[START OF RECORD LIST]

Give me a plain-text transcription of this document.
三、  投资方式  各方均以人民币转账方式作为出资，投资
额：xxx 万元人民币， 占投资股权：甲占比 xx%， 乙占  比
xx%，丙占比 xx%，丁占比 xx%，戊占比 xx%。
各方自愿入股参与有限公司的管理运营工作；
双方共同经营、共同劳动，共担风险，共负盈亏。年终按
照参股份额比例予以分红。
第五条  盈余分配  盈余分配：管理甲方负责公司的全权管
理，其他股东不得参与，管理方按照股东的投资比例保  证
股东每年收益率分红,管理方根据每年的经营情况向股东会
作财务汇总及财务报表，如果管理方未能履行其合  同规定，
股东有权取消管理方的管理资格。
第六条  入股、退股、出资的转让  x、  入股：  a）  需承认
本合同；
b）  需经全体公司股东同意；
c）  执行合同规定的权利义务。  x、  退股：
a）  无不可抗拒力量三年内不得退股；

[END OF RECORD LIST]

**OBJECTIVE:** Write every entry out again exactly.

**THE ANSWER:**
Give me a plain-text transcription of this document.
三、  投资方式  各方均以人民币转账方式作为出资，投资
额：xxx 万元人民币， 占投资股权：甲占比 xx%， 乙占  比
xx%，丙占比 xx%，丁占比 xx%，戊占比 xx%。
各方自愿入股参与有限公司的管理运营工作；
双方共同经营、共同劳动，共担风险，共负盈亏。年终按
照参股份额比例予以分红。
第五条  盈余分配  盈余分配：管理甲方负责公司的全权管
理，其他股东不得参与，管理方按照股东的投资比例保  证
股东每年收益率分红,管理方根据每年的经营情况向股东会
作财务汇总及财务报表，如果管理方未能履行其合  同规定，
股东有权取消管理方的管理资格。
第六条  入股、退股、出资的转让  x、  入股：  a）  需承认
本合同；
b）  需经全体公司股东同意；
c）  执行合同规定的权利义务。  x、  退股：
a）  无不可抗拒力量三年内不得退股；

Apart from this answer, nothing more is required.